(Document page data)

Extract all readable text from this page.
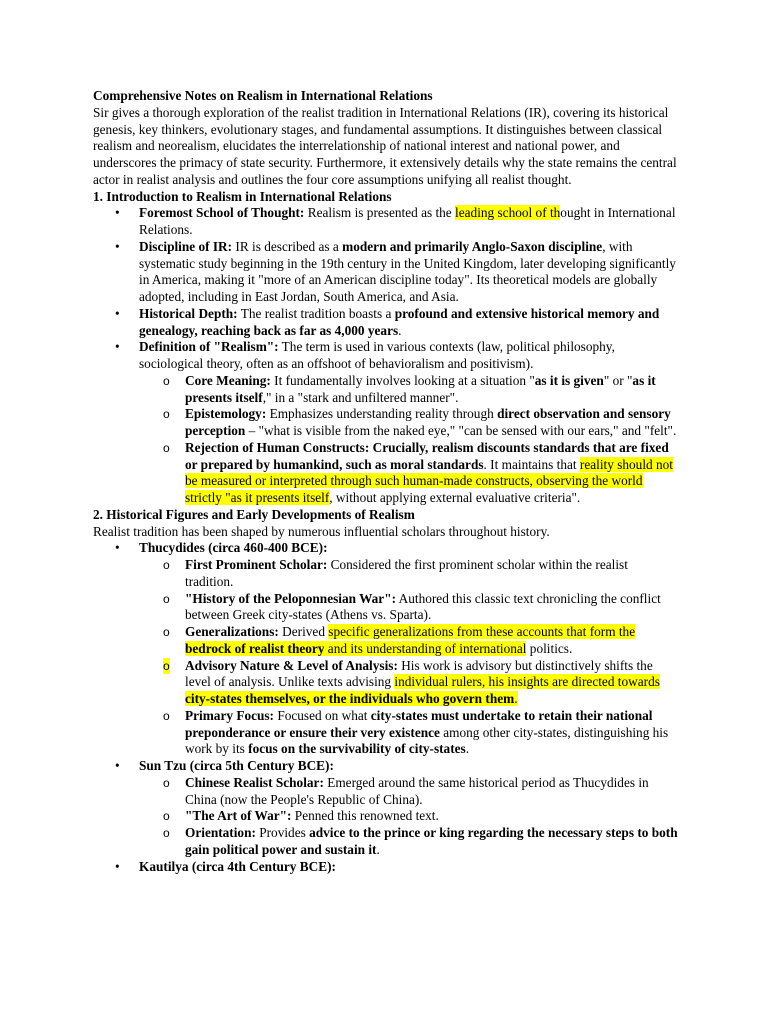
Comprehensive Notes on Realism in International Relations

Sir gives a thorough exploration of the realist tradition in International Relations (IR), covering its historical genesis, key thinkers, evolutionary stages, and fundamental assumptions. It distinguishes between classical realism and neorealism, elucidates the interrelationship of national interest and national power, and underscores the primacy of state security. Furthermore, it extensively details why the state remains the central actor in realist analysis and outlines the four core assumptions unifying all realist thought.

1. Introduction to Realism in International Relations

• Foremost School of Thought: Realism is presented as the leading school of thought in International Relations.
• Discipline of IR: IR is described as a modern and primarily Anglo-Saxon discipline, with systematic study beginning in the 19th century in the United Kingdom, later developing significantly in America, making it "more of an American discipline today". Its theoretical models are globally adopted, including in East Jordan, South America, and Asia.
• Historical Depth: The realist tradition boasts a profound and extensive historical memory and genealogy, reaching back as far as 4,000 years.
• Definition of "Realism": The term is used in various contexts (law, political philosophy, sociological theory, often as an offshoot of behavioralism and positivism).
o Core Meaning: It fundamentally involves looking at a situation "as it is given" or "as it presents itself," in a "stark and unfiltered manner".
o Epistemology: Emphasizes understanding reality through direct observation and sensory perception – "what is visible from the naked eye," "can be sensed with our ears," and "felt".
o Rejection of Human Constructs: Crucially, realism discounts standards that are fixed or prepared by humankind, such as moral standards. It maintains that reality should not be measured or interpreted through such human-made constructs, observing the world strictly "as it presents itself, without applying external evaluative criteria".

2. Historical Figures and Early Developments of Realism

Realist tradition has been shaped by numerous influential scholars throughout history.

• Thucydides (circa 460-400 BCE):
o First Prominent Scholar: Considered the first prominent scholar within the realist tradition.
o "History of the Peloponnesian War": Authored this classic text chronicling the conflict between Greek city-states (Athens vs. Sparta).
o Generalizations: Derived specific generalizations from these accounts that form the bedrock of realist theory and its understanding of international politics.
o Advisory Nature & Level of Analysis: His work is advisory but distinctively shifts the level of analysis. Unlike texts advising individual rulers, his insights are directed towards city-states themselves, or the individuals who govern them.
o Primary Focus: Focused on what city-states must undertake to retain their national preponderance or ensure their very existence among other city-states, distinguishing his work by its focus on the survivability of city-states.
• Sun Tzu (circa 5th Century BCE):
o Chinese Realist Scholar: Emerged around the same historical period as Thucydides in China (now the People's Republic of China).
o "The Art of War": Penned this renowned text.
o Orientation: Provides advice to the prince or king regarding the necessary steps to both gain political power and sustain it.
• Kautilya (circa 4th Century BCE):
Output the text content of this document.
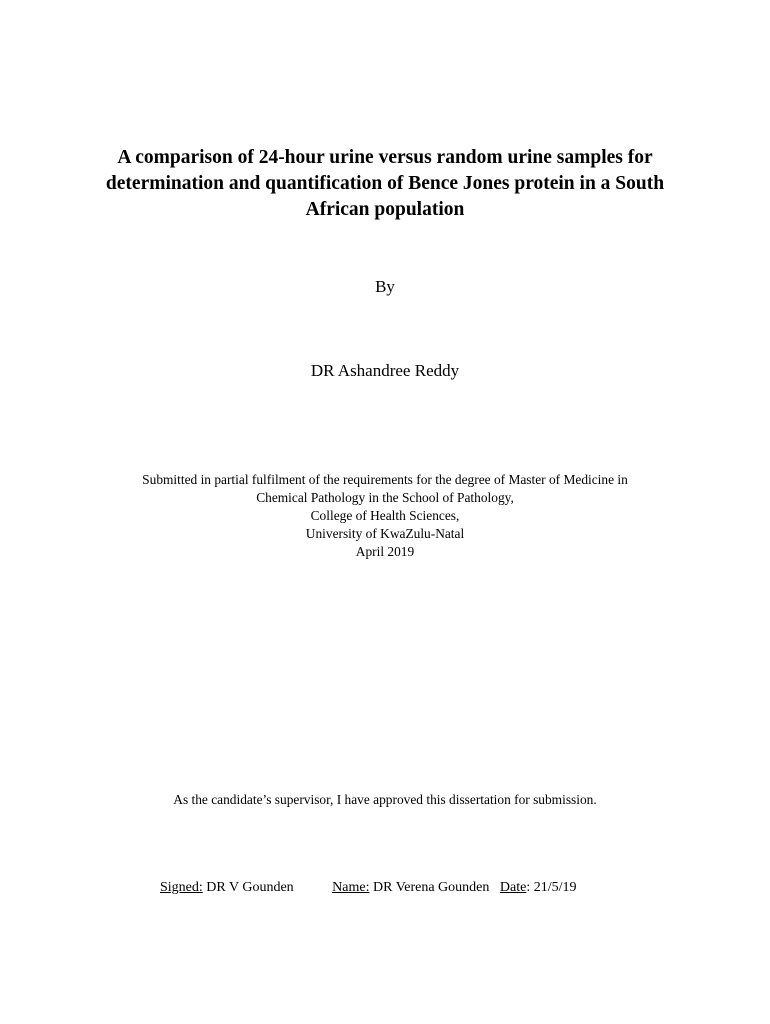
A comparison of 24-hour urine versus random urine samples for
determination and quantification of Bence Jones protein in a South
African population
By
DR Ashandree Reddy
Submitted in partial fulfilment of the requirements for the degree of Master of Medicine in
Chemical Pathology in the School of Pathology,
College of Health Sciences,
University of KwaZulu-Natal
April 2019
As the candidate’s supervisor, I have approved this dissertation for submission.
Signed: DR V Gounden	Name: DR Verena Gounden Date: 21/5/19
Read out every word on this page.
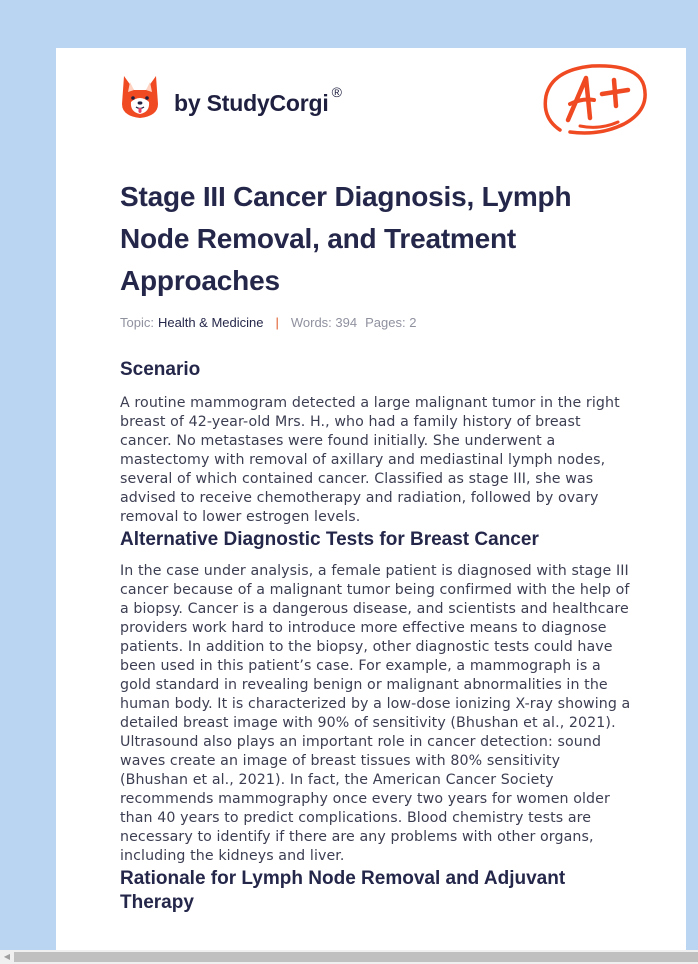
by StudyCorgi ®
Stage III Cancer Diagnosis, Lymph Node Removal, and Treatment Approaches
Topic: Health & Medicine | Words: 394 Pages: 2
Scenario

A routine mammogram detected a large malignant tumor in the right breast of 42-year-old Mrs. H., who had a family history of breast cancer. No metastases were found initially. She underwent a mastectomy with removal of axillary and mediastinal lymph nodes, several of which contained cancer. Classified as stage III, she was advised to receive chemotherapy and radiation, followed by ovary removal to lower estrogen levels.

Alternative Diagnostic Tests for Breast Cancer

In the case under analysis, a female patient is diagnosed with stage III cancer because of a malignant tumor being confirmed with the help of a biopsy. Cancer is a dangerous disease, and scientists and healthcare providers work hard to introduce more effective means to diagnose patients. In addition to the biopsy, other diagnostic tests could have been used in this patient’s case. For example, a mammograph is a gold standard in revealing benign or malignant abnormalities in the human body. It is characterized by a low-dose ionizing X-ray showing a detailed breast image with 90% of sensitivity (Bhushan et al., 2021). Ultrasound also plays an important role in cancer detection: sound waves create an image of breast tissues with 80% sensitivity (Bhushan et al., 2021). In fact, the American Cancer Society recommends mammography once every two years for women older than 40 years to predict complications. Blood chemistry tests are necessary to identify if there are any problems with other organs, including the kidneys and liver.

Rationale for Lymph Node Removal and Adjuvant Therapy
◀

[WORK ITEM]
Give back each entry exactly as it appears, with no pictures.

[ANSWER SPACE]
Extract all readable text from this page.
Comprehensive Notes on Realism in International Relations

Sir gives a thorough exploration of the realist tradition in International Relations (IR), covering its historical genesis, key thinkers, evolutionary stages, and fundamental assumptions. It distinguishes between classical realism and neorealism, elucidates the interrelationship of national interest and national power, and underscores the primacy of state security. Furthermore, it extensively details why the state remains the central actor in realist analysis and outlines the four core assumptions unifying all realist thought.

1. Introduction to Realism in International Relations

• Foremost School of Thought: Realism is presented as the leading school of thought in International Relations.
• Discipline of IR: IR is described as a modern and primarily Anglo-Saxon discipline, with systematic study beginning in the 19th century in the United Kingdom, later developing significantly in America, making it "more of an American discipline today". Its theoretical models are globally adopted, including in East Jordan, South America, and Asia.
• Historical Depth: The realist tradition boasts a profound and extensive historical memory and genealogy, reaching back as far as 4,000 years.
• Definition of "Realism": The term is used in various contexts (law, political philosophy, sociological theory, often as an offshoot of behavioralism and positivism).
o Core Meaning: It fundamentally involves looking at a situation "as it is given" or "as it presents itself," in a "stark and unfiltered manner".
o Epistemology: Emphasizes understanding reality through direct observation and sensory perception – "what is visible from the naked eye," "can be sensed with our ears," and "felt".
o Rejection of Human Constructs: Crucially, realism discounts standards that are fixed or prepared by humankind, such as moral standards. It maintains that reality should not be measured or interpreted through such human-made constructs, observing the world strictly "as it presents itself, without applying external evaluative criteria".

2. Historical Figures and Early Developments of Realism

Realist tradition has been shaped by numerous influential scholars throughout history.

• Thucydides (circa 460-400 BCE):
o First Prominent Scholar: Considered the first prominent scholar within the realist tradition.
o "History of the Peloponnesian War": Authored this classic text chronicling the conflict between Greek city-states (Athens vs. Sparta).
o Generalizations: Derived specific generalizations from these accounts that form the bedrock of realist theory and its understanding of international politics.
o Advisory Nature & Level of Analysis: His work is advisory but distinctively shifts the level of analysis. Unlike texts advising individual rulers, his insights are directed towards city-states themselves, or the individuals who govern them.
o Primary Focus: Focused on what city-states must undertake to retain their national preponderance or ensure their very existence among other city-states, distinguishing his work by its focus on the survivability of city-states.
• Sun Tzu (circa 5th Century BCE):
o Chinese Realist Scholar: Emerged around the same historical period as Thucydides in China (now the People's Republic of China).
o "The Art of War": Penned this renowned text.
o Orientation: Provides advice to the prince or king regarding the necessary steps to both gain political power and sustain it.
• Kautilya (circa 4th Century BCE):
Output the text content of this document.
A comparison of 24-hour urine versus random urine samples for
determination and quantification of Bence Jones protein in a South
African population
By
DR Ashandree Reddy
Submitted in partial fulfilment of the requirements for the degree of Master of Medicine in
Chemical Pathology in the School of Pathology,
College of Health Sciences,
University of KwaZulu-Natal
April 2019
As the candidate’s supervisor, I have approved this dissertation for submission.
Signed: DR V Gounden	Name: DR Verena Gounden Date: 21/5/19
Read out every word on this page.
by StudyCorgi ®
Stage III Cancer Diagnosis, Lymph Node Removal, and Treatment Approaches
Topic: Health & Medicine | Words: 394 Pages: 2
Scenario

A routine mammogram detected a large malignant tumor in the right breast of 42-year-old Mrs. H., who had a family history of breast cancer. No metastases were found initially. She underwent a mastectomy with removal of axillary and mediastinal lymph nodes, several of which contained cancer. Classified as stage III, she was advised to receive chemotherapy and radiation, followed by ovary removal to lower estrogen levels.

Alternative Diagnostic Tests for Breast Cancer

In the case under analysis, a female patient is diagnosed with stage III cancer because of a malignant tumor being confirmed with the help of a biopsy. Cancer is a dangerous disease, and scientists and healthcare providers work hard to introduce more effective means to diagnose patients. In addition to the biopsy, other diagnostic tests could have been used in this patient’s case. For example, a mammograph is a gold standard in revealing benign or malignant abnormalities in the human body. It is characterized by a low-dose ionizing X-ray showing a detailed breast image with 90% of sensitivity (Bhushan et al., 2021). Ultrasound also plays an important role in cancer detection: sound waves create an image of breast tissues with 80% sensitivity (Bhushan et al., 2021). In fact, the American Cancer Society recommends mammography once every two years for women older than 40 years to predict complications. Blood chemistry tests are necessary to identify if there are any problems with other organs, including the kidneys and liver.

Rationale for Lymph Node Removal and Adjuvant Therapy
◀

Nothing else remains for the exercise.